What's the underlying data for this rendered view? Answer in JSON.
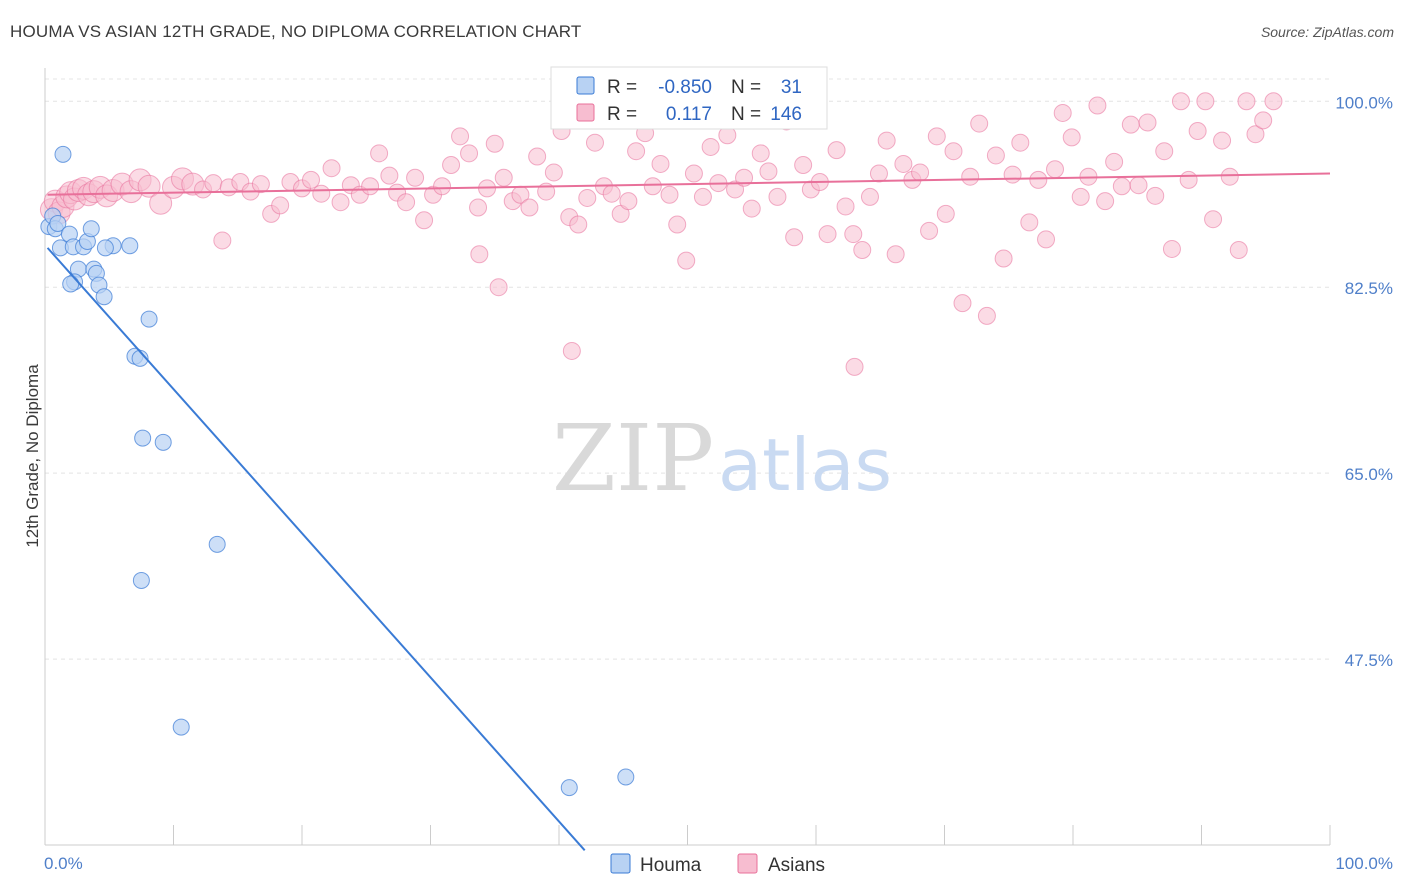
{
  "title": "HOUMA VS ASIAN 12TH GRADE, NO DIPLOMA CORRELATION CHART",
  "source": "Source: ZipAtlas.com",
  "watermark": {
    "zip": "ZIP",
    "atlas": "atlas"
  },
  "colors": {
    "houma": "#3a7bd5",
    "houma_fill": "#b8d2f3",
    "asians": "#e8709a",
    "asians_fill": "#f7bdd0",
    "tick_label": "#4f7fc9",
    "grid": "#e4e4e4"
  },
  "stats_legend": {
    "rows": [
      {
        "series": "houma",
        "r_label": "R =",
        "r_value": "-0.850",
        "n_label": "N =",
        "n_value": "31"
      },
      {
        "series": "asians",
        "r_label": "R =",
        "r_value": "0.117",
        "n_label": "N =",
        "n_value": "146"
      }
    ]
  },
  "chart_data": {
    "type": "scatter",
    "title": "HOUMA VS ASIAN 12TH GRADE, NO DIPLOMA CORRELATION CHART",
    "xlabel": "",
    "ylabel": "12th Grade, No Diploma",
    "xlim": [
      0,
      100
    ],
    "ylim": [
      30,
      102
    ],
    "x_tick_labels": [
      "0.0%",
      "100.0%"
    ],
    "y_ticks": [
      47.5,
      65.0,
      82.5,
      100.0
    ],
    "y_tick_labels": [
      "47.5%",
      "65.0%",
      "82.5%",
      "100.0%"
    ],
    "grid": true,
    "legend_placement": "bottom-center",
    "series": [
      {
        "name": "Houma",
        "color": "#3a7bd5",
        "trendline": [
          [
            0.2,
            86.2
          ],
          [
            42,
            29.5
          ]
        ],
        "points": [
          [
            0.3,
            88.2
          ],
          [
            0.6,
            89.2
          ],
          [
            0.8,
            88.0
          ],
          [
            1.0,
            88.5
          ],
          [
            1.4,
            95.0
          ],
          [
            1.2,
            86.2
          ],
          [
            1.9,
            87.5
          ],
          [
            2.2,
            86.3
          ],
          [
            2.6,
            84.2
          ],
          [
            2.3,
            83.0
          ],
          [
            2.0,
            82.8
          ],
          [
            3.0,
            86.3
          ],
          [
            3.3,
            86.8
          ],
          [
            3.6,
            88.0
          ],
          [
            3.8,
            84.2
          ],
          [
            4.0,
            83.8
          ],
          [
            4.2,
            82.7
          ],
          [
            4.6,
            81.6
          ],
          [
            5.3,
            86.4
          ],
          [
            6.6,
            86.4
          ],
          [
            4.7,
            86.2
          ],
          [
            7.0,
            76.0
          ],
          [
            7.4,
            75.8
          ],
          [
            8.1,
            79.5
          ],
          [
            7.6,
            68.3
          ],
          [
            9.2,
            67.9
          ],
          [
            13.4,
            58.3
          ],
          [
            7.5,
            54.9
          ],
          [
            10.6,
            41.1
          ],
          [
            40.8,
            35.4
          ],
          [
            45.2,
            36.4
          ]
        ]
      },
      {
        "name": "Asians",
        "color": "#e8709a",
        "trendline": [
          [
            0.2,
            91.2
          ],
          [
            100,
            93.2
          ]
        ],
        "points": [
          [
            0.5,
            89.8
          ],
          [
            0.8,
            90.6
          ],
          [
            1.1,
            89.5
          ],
          [
            1.4,
            90.1
          ],
          [
            1.7,
            91.0
          ],
          [
            2.0,
            91.4
          ],
          [
            2.3,
            90.8
          ],
          [
            2.6,
            91.6
          ],
          [
            3.0,
            91.8
          ],
          [
            3.4,
            91.2
          ],
          [
            3.8,
            91.5
          ],
          [
            4.3,
            91.9
          ],
          [
            4.8,
            91.1
          ],
          [
            5.3,
            91.6
          ],
          [
            6.0,
            92.2
          ],
          [
            6.7,
            91.5
          ],
          [
            7.4,
            92.6
          ],
          [
            8.1,
            92.0
          ],
          [
            9.0,
            90.4
          ],
          [
            10.0,
            91.9
          ],
          [
            10.7,
            92.7
          ],
          [
            11.5,
            92.2
          ],
          [
            12.3,
            91.7
          ],
          [
            13.1,
            92.3
          ],
          [
            13.8,
            86.9
          ],
          [
            14.3,
            91.9
          ],
          [
            15.2,
            92.4
          ],
          [
            16.0,
            91.5
          ],
          [
            16.8,
            92.2
          ],
          [
            17.6,
            89.4
          ],
          [
            18.3,
            90.2
          ],
          [
            19.1,
            92.4
          ],
          [
            20.0,
            91.8
          ],
          [
            20.7,
            92.6
          ],
          [
            21.5,
            91.3
          ],
          [
            22.3,
            93.7
          ],
          [
            23.0,
            90.5
          ],
          [
            23.8,
            92.1
          ],
          [
            24.5,
            91.2
          ],
          [
            25.3,
            92.0
          ],
          [
            26.0,
            95.1
          ],
          [
            26.8,
            93.0
          ],
          [
            27.4,
            91.4
          ],
          [
            28.1,
            90.5
          ],
          [
            28.8,
            92.8
          ],
          [
            29.5,
            88.8
          ],
          [
            30.2,
            91.2
          ],
          [
            30.9,
            92.0
          ],
          [
            31.6,
            94.0
          ],
          [
            32.3,
            96.7
          ],
          [
            33.0,
            95.1
          ],
          [
            33.7,
            90.0
          ],
          [
            34.4,
            91.8
          ],
          [
            35.0,
            96.0
          ],
          [
            35.7,
            92.8
          ],
          [
            36.4,
            90.6
          ],
          [
            37.0,
            91.2
          ],
          [
            37.7,
            90.0
          ],
          [
            38.3,
            94.8
          ],
          [
            39.0,
            91.5
          ],
          [
            39.6,
            93.3
          ],
          [
            40.2,
            97.2
          ],
          [
            40.8,
            89.1
          ],
          [
            41.5,
            88.4
          ],
          [
            42.2,
            90.9
          ],
          [
            42.8,
            96.1
          ],
          [
            43.5,
            92.0
          ],
          [
            44.1,
            91.3
          ],
          [
            44.8,
            89.4
          ],
          [
            45.4,
            90.6
          ],
          [
            46.0,
            95.3
          ],
          [
            46.7,
            97.0
          ],
          [
            47.3,
            92.0
          ],
          [
            47.9,
            94.1
          ],
          [
            48.6,
            91.2
          ],
          [
            49.2,
            88.4
          ],
          [
            49.9,
            85.0
          ],
          [
            50.5,
            93.2
          ],
          [
            51.2,
            91.0
          ],
          [
            51.8,
            95.7
          ],
          [
            52.4,
            92.3
          ],
          [
            53.1,
            96.8
          ],
          [
            53.7,
            91.7
          ],
          [
            54.4,
            92.8
          ],
          [
            55.0,
            89.9
          ],
          [
            55.7,
            95.1
          ],
          [
            56.3,
            93.4
          ],
          [
            57.0,
            91.0
          ],
          [
            57.7,
            98.1
          ],
          [
            58.3,
            87.2
          ],
          [
            59.0,
            94.0
          ],
          [
            59.6,
            91.7
          ],
          [
            60.3,
            92.4
          ],
          [
            60.9,
            87.5
          ],
          [
            61.6,
            95.4
          ],
          [
            62.3,
            90.1
          ],
          [
            62.9,
            87.5
          ],
          [
            63.6,
            86.0
          ],
          [
            64.2,
            91.0
          ],
          [
            64.9,
            93.2
          ],
          [
            65.5,
            96.3
          ],
          [
            66.2,
            85.6
          ],
          [
            66.8,
            94.1
          ],
          [
            67.5,
            92.6
          ],
          [
            68.1,
            93.3
          ],
          [
            68.8,
            87.8
          ],
          [
            69.4,
            96.7
          ],
          [
            70.1,
            89.4
          ],
          [
            70.7,
            95.3
          ],
          [
            71.4,
            81.0
          ],
          [
            72.0,
            92.9
          ],
          [
            72.7,
            97.9
          ],
          [
            73.3,
            79.8
          ],
          [
            74.0,
            94.9
          ],
          [
            74.6,
            85.2
          ],
          [
            75.3,
            93.1
          ],
          [
            75.9,
            96.1
          ],
          [
            76.6,
            88.6
          ],
          [
            77.3,
            92.6
          ],
          [
            77.9,
            87.0
          ],
          [
            78.6,
            93.6
          ],
          [
            79.2,
            98.9
          ],
          [
            79.9,
            96.6
          ],
          [
            80.6,
            91.0
          ],
          [
            81.2,
            92.9
          ],
          [
            81.9,
            99.6
          ],
          [
            82.5,
            90.6
          ],
          [
            83.2,
            94.3
          ],
          [
            83.8,
            92.0
          ],
          [
            84.5,
            97.8
          ],
          [
            85.1,
            92.1
          ],
          [
            85.8,
            98.0
          ],
          [
            86.4,
            91.1
          ],
          [
            87.1,
            95.3
          ],
          [
            87.7,
            86.1
          ],
          [
            88.4,
            100.0
          ],
          [
            89.0,
            92.6
          ],
          [
            89.7,
            97.2
          ],
          [
            90.3,
            100.0
          ],
          [
            90.9,
            88.9
          ],
          [
            91.6,
            96.3
          ],
          [
            92.2,
            92.9
          ],
          [
            92.9,
            86.0
          ],
          [
            93.5,
            100.0
          ],
          [
            94.2,
            96.9
          ],
          [
            94.8,
            98.2
          ],
          [
            33.8,
            85.6
          ],
          [
            35.3,
            82.5
          ],
          [
            41.0,
            76.5
          ],
          [
            63.0,
            75.0
          ],
          [
            95.6,
            100.0
          ]
        ]
      }
    ]
  },
  "bottom_legend": [
    {
      "series": "houma",
      "label": "Houma"
    },
    {
      "series": "asians",
      "label": "Asians"
    }
  ]
}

•••••

From the entries above, copy each line holding "series".

        "series": "houma",
        "series": "asians",
    "series": [
      "series": "houma",
      "series": "asians",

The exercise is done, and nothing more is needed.